— Begin —

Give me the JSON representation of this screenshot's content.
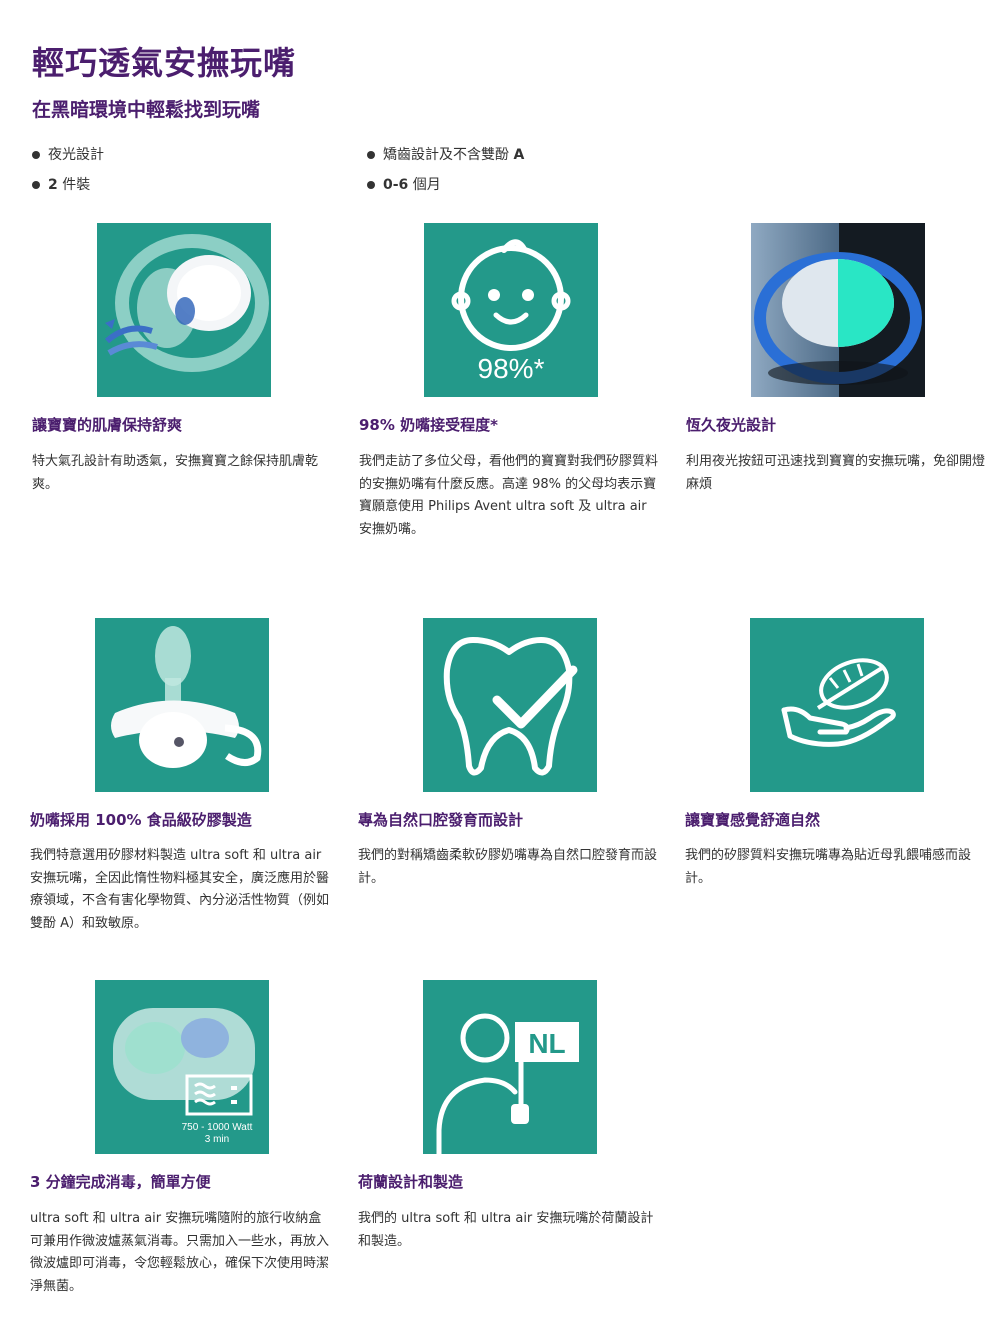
{
  "page": {
    "title": "輕巧透氣安撫玩嘴",
    "subtitle": "在黑暗環境中輕鬆找到玩嘴",
    "colors": {
      "title": "#4b1e6e",
      "teal": "#23998a",
      "text": "#333333"
    }
  },
  "bullets": {
    "left": [
      {
        "text": "夜光設計"
      },
      {
        "prefix": "2",
        "text": " 件裝"
      }
    ],
    "right": [
      {
        "text": "矯齒設計及不含雙酚 ",
        "suffix": "A"
      },
      {
        "prefix": "0-6",
        "text": " 個月"
      }
    ]
  },
  "features": [
    {
      "icon": "pacifier-airflow-image",
      "title": "讓寶寶的肌膚保持舒爽",
      "desc": "特大氣孔設計有助透氣，安撫寶寶之餘保持肌膚乾爽。"
    },
    {
      "icon": "baby-face-icon",
      "badge": "98%*",
      "title_strong": "98%",
      "title": " 奶嘴接受程度*",
      "desc": "我們走訪了多位父母，看他們的寶寶對我們矽膠質料的安撫奶嘴有什麼反應。高達 98% 的父母均表示寶寶願意使用 Philips Avent ultra soft 及 ultra air 安撫奶嘴。"
    },
    {
      "icon": "glow-pacifier-image",
      "title": "恆久夜光設計",
      "desc": "利用夜光按鈕可迅速找到寶寶的安撫玩嘴，免卻開燈麻煩"
    },
    {
      "icon": "silicone-pacifier-image",
      "title_pre": "奶嘴採用 ",
      "title_strong": "100%",
      "title": " 食品級矽膠製造",
      "desc": "我們特意選用矽膠材料製造 ultra soft 和 ultra air 安撫玩嘴，全因此惰性物料極其安全，廣泛應用於醫療領域，不含有害化學物質、內分泌活性物質（例如雙酚 A）和致敏原。"
    },
    {
      "icon": "tooth-check-icon",
      "title": "專為自然口腔發育而設計",
      "desc": "我們的對稱矯齒柔軟矽膠奶嘴專為自然口腔發育而設計。"
    },
    {
      "icon": "hand-feather-icon",
      "title": "讓寶寶感覺舒適自然",
      "desc": "我們的矽膠質料安撫玩嘴專為貼近母乳餵哺感而設計。"
    },
    {
      "icon": "microwave-case-image",
      "caption_line1": "750 - 1000 Watt",
      "caption_line2": "3 min",
      "title_strong": "3",
      "title": " 分鐘完成消毒，簡單方便",
      "desc": "ultra soft 和 ultra air 安撫玩嘴隨附的旅行收納盒可兼用作微波爐蒸氣消毒。只需加入一些水，再放入微波爐即可消毒，令您輕鬆放心，確保下次使用時潔淨無菌。"
    },
    {
      "icon": "person-flag-icon",
      "flag_text": "NL",
      "title": "荷蘭設計和製造",
      "desc": "我們的 ultra soft 和 ultra air 安撫玩嘴於荷蘭設計和製造。"
    }
  ]
}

— End —

EXERCISE INSTRUCTIONS: Give nothing but the number of lines containing the string "pacifier".

SOLUTION TO THIS PROBLEM: 3